EXERCISE DATA:
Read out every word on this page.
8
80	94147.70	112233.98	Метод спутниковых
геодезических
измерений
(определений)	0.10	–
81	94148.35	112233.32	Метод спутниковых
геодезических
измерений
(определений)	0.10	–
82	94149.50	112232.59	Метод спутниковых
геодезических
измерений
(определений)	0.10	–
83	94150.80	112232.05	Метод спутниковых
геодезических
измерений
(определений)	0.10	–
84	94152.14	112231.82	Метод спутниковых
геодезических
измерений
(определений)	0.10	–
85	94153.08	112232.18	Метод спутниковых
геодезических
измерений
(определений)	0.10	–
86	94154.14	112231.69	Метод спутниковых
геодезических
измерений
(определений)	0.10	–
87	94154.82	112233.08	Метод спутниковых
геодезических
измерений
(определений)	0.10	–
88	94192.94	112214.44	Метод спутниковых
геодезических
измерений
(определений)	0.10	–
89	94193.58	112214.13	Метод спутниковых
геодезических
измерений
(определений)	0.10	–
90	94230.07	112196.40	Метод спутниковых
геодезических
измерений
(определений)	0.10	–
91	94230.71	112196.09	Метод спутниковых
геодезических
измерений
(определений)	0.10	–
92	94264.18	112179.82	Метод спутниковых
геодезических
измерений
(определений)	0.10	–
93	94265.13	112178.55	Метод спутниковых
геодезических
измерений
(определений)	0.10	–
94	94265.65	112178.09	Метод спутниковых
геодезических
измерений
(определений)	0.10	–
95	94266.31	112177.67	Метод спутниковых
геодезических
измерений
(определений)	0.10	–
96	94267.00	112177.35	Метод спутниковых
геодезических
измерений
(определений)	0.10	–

WHAT IS EXPECTED:
Every record above must be duplicated exactly.

THE COMPLETED TASK:
Read out every word on this page.
8
80	94147.70	112233.98	Метод спутниковых
геодезических
измерений
(определений)	0.10	–
81	94148.35	112233.32	Метод спутниковых
геодезических
измерений
(определений)	0.10	–
82	94149.50	112232.59	Метод спутниковых
геодезических
измерений
(определений)	0.10	–
83	94150.80	112232.05	Метод спутниковых
геодезических
измерений
(определений)	0.10	–
84	94152.14	112231.82	Метод спутниковых
геодезических
измерений
(определений)	0.10	–
85	94153.08	112232.18	Метод спутниковых
геодезических
измерений
(определений)	0.10	–
86	94154.14	112231.69	Метод спутниковых
геодезических
измерений
(определений)	0.10	–
87	94154.82	112233.08	Метод спутниковых
геодезических
измерений
(определений)	0.10	–
88	94192.94	112214.44	Метод спутниковых
геодезических
измерений
(определений)	0.10	–
89	94193.58	112214.13	Метод спутниковых
геодезических
измерений
(определений)	0.10	–
90	94230.07	112196.40	Метод спутниковых
геодезических
измерений
(определений)	0.10	–
91	94230.71	112196.09	Метод спутниковых
геодезических
измерений
(определений)	0.10	–
92	94264.18	112179.82	Метод спутниковых
геодезических
измерений
(определений)	0.10	–
93	94265.13	112178.55	Метод спутниковых
геодезических
измерений
(определений)	0.10	–
94	94265.65	112178.09	Метод спутниковых
геодезических
измерений
(определений)	0.10	–
95	94266.31	112177.67	Метод спутниковых
геодезических
измерений
(определений)	0.10	–
96	94267.00	112177.35	Метод спутниковых
геодезических
измерений
(определений)	0.10	–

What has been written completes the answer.